→ **Directions**: Count the lines below that contain "were". Answer with the number alone.

→ **Dataset excerpts**:
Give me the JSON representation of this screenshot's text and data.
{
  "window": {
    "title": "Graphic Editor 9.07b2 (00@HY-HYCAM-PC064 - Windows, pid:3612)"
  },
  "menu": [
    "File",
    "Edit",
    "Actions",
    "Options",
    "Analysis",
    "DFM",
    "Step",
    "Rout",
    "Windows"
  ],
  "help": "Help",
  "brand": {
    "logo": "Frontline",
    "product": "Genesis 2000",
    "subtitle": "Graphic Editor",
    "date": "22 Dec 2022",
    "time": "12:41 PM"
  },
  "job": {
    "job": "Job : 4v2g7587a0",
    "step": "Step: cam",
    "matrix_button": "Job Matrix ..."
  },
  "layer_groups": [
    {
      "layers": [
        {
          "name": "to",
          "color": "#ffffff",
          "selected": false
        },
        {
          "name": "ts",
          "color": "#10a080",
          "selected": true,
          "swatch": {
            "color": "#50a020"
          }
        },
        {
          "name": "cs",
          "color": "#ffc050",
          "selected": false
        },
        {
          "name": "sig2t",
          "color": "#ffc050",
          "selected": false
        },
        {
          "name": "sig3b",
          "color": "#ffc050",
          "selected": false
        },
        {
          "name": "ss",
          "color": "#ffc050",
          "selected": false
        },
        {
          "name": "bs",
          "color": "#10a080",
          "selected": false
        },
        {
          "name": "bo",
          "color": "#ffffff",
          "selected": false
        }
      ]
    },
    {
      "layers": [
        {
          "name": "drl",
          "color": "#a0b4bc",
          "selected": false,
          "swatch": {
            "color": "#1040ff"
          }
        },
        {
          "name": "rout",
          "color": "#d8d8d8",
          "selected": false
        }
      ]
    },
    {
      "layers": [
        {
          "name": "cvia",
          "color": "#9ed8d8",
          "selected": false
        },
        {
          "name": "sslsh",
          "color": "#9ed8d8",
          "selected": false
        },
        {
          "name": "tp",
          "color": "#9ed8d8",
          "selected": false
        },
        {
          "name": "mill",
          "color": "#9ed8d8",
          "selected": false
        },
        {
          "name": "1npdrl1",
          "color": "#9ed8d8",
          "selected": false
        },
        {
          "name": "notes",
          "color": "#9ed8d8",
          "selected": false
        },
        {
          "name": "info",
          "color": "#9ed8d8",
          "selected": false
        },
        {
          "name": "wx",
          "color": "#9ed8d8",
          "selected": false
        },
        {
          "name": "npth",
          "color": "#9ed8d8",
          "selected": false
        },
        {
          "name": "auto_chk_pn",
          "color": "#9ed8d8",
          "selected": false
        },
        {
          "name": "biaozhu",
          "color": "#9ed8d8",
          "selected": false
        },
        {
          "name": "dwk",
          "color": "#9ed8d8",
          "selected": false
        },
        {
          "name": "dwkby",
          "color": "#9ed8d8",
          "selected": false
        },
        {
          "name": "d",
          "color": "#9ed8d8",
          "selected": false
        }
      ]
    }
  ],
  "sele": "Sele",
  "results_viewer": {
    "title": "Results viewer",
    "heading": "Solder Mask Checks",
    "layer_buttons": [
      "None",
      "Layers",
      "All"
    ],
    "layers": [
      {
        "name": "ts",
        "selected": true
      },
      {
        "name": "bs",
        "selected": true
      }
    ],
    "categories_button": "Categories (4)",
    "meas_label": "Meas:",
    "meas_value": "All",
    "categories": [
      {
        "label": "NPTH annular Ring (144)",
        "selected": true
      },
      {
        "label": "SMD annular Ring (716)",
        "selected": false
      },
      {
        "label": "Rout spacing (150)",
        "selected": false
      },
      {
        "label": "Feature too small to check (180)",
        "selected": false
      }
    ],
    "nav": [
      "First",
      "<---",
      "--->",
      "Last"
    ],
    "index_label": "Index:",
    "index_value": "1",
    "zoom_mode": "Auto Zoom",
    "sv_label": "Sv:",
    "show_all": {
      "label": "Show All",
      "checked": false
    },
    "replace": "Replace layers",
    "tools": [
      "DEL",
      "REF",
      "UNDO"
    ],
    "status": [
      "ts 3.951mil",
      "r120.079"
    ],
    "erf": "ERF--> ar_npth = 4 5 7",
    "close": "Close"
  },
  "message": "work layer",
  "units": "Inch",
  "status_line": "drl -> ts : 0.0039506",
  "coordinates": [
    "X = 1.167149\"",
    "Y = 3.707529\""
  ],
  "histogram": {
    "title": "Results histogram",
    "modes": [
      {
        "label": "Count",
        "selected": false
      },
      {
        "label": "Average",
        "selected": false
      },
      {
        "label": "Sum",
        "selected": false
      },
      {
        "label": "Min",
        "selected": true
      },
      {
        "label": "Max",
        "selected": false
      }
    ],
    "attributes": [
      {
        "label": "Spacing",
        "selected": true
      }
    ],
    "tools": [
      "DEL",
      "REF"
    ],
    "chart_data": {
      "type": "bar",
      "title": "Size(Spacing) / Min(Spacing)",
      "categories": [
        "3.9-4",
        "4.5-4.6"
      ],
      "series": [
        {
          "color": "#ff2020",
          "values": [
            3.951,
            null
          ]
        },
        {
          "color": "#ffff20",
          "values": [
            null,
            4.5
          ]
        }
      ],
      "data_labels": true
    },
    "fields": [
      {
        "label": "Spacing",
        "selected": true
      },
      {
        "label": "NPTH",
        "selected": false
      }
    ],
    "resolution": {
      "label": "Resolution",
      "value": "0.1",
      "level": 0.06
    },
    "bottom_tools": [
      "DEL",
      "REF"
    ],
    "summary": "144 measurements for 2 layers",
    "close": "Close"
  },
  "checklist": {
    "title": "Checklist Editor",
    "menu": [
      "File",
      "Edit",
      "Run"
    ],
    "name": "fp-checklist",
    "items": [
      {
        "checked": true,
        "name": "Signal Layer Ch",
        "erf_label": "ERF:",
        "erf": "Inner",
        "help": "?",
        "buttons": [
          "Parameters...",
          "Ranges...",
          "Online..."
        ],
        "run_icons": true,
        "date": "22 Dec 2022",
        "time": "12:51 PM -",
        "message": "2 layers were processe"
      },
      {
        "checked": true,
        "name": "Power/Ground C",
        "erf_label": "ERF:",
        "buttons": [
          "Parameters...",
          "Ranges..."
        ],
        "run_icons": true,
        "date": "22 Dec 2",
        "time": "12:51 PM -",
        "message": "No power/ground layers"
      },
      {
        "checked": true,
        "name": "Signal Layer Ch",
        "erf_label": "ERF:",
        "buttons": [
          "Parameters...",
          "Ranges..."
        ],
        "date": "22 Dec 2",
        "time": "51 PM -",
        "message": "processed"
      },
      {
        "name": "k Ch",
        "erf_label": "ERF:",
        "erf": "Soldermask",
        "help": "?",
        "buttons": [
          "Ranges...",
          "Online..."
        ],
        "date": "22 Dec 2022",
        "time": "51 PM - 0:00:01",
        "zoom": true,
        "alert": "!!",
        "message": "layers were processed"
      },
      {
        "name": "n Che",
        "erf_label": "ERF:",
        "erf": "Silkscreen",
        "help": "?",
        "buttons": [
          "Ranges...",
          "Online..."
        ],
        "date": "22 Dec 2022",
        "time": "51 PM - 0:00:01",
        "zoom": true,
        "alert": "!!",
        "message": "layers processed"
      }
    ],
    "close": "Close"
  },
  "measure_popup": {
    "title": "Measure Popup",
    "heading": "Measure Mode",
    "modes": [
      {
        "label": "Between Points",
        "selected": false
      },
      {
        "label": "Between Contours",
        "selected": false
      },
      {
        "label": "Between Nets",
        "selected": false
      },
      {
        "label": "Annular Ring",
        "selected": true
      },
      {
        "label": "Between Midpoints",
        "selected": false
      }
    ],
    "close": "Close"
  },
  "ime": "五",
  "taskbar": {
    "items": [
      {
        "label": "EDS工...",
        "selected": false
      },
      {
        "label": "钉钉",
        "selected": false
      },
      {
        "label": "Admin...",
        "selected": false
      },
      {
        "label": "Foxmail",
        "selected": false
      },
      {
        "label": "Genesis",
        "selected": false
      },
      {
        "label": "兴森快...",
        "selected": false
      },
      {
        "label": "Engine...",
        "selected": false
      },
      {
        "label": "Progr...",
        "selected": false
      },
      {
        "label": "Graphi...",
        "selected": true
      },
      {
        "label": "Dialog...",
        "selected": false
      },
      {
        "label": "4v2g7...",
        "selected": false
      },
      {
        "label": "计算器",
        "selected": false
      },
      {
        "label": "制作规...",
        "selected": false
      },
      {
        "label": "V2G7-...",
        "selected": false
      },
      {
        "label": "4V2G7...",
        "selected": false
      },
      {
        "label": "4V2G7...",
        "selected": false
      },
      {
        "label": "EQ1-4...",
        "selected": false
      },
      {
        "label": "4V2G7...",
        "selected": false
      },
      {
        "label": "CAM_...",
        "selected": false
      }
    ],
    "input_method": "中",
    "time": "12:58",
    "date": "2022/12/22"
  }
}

→ **Problem solution**: 2